───── Exercise text

Published Jan 19, 2009If you thought the last album from these Cali-gore-grinders, Karma.Bloody.Karma, was intense, well, it was. And somehow The Harvest Floor is even worse, um, better. If sewer-level grind burbling up out of the gas tank of that doctor who was busted using human fat to power his car is your bag, that is. And, hey, seize the day; I love this stuff, and anyone else who worships at the altar of early Carcass, underground crusty grind and old school death metal will too. Boasting a Billy Anderson production that the man himself claims is one of his finest, the album finds the grotesque vocals of Travis Ryan doing battle with the obscenely cool drumming of new kid on the chopping block David McGraw (check out the crazy playing on album opener and highlight "The Gardeners of Eden"). Be it the end-of-days grind of "We are Horrible People," the noisy technicality and/or downtrodden sludge found within "The Ripe Beneath the Rind" or the title track's melodic ambience, this band have never sounded so confident and secure in who they are. They've risen from the crust/grind underbelly and with The Harvest Floor, Cattle Decapitation are set to do battle with the greats of death metal.

──────────
───── Recorded data

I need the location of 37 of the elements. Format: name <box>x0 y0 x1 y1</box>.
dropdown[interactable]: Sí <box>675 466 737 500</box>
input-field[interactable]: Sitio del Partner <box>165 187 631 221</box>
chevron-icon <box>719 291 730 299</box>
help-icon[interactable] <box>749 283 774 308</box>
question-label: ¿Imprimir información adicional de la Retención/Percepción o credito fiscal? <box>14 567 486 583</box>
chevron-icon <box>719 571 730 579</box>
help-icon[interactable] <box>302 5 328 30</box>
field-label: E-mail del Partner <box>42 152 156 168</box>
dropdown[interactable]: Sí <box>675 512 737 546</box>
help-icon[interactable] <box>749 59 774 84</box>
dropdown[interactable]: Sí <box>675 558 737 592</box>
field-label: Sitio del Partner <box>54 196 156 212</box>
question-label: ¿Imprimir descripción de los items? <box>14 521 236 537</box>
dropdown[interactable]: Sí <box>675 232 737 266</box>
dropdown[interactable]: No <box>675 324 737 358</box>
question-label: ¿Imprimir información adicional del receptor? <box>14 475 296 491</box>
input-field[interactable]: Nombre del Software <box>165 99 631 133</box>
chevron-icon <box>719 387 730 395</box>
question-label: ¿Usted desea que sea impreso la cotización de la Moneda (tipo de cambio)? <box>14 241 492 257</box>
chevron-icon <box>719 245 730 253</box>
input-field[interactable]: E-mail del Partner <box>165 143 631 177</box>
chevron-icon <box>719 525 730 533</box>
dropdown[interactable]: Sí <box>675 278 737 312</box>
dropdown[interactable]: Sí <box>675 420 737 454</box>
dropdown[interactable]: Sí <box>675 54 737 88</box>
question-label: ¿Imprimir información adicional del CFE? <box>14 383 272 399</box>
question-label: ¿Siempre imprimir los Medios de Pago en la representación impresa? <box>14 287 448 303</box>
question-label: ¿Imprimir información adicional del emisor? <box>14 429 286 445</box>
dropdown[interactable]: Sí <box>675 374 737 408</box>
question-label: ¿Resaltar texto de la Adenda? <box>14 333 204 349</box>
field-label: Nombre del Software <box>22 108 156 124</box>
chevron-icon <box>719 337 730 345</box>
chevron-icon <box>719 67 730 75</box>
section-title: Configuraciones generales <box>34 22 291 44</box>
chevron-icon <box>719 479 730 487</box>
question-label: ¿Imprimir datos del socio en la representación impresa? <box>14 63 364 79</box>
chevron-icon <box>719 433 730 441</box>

──────────

§ **Exercises**
**a)** In the album review, who is named as the drummer on The Harvest Floor?
**b)** Continue the album review of The Harvest Floor, picking up after its final sentence.
The rows have nothing to do with what comes next.

§ **Results of the tasks**
**a)** David McGraw.

**b)**
You've had the album completed for a little while but waited to release it. How come?
Ryan: We would have had to tour through the beginning of winter. It's too scary. I'm in a vegetarian death metal band; I don't really give a shit about sounding like a pussy. We're fucking sick of people dying. It's fucked up out there. Why? So we can show up at a place and have half the crowd fucking flipping us off?
Speaking of you being a vegetarian death metal band, I understand that's something you don't really want to talk about anymore.
I totally understand that it's something you guys can grab on to and work with. We're always up for talking about it. I've just noticed the second it does come up in an interview, the rest of the questions are all going to be based on that. It's awesome but we're a band.
The band sound confident and ready on the album. What can people expect to see live?
Every show we've ever done has been kind of DIY; we don't have set lists, we just go, "What's next? This one? Okay." But this time we actually have a real set ready to go and we forked over the money for a sampler. So now we have a real rocking set, I guess. (Metal Blade)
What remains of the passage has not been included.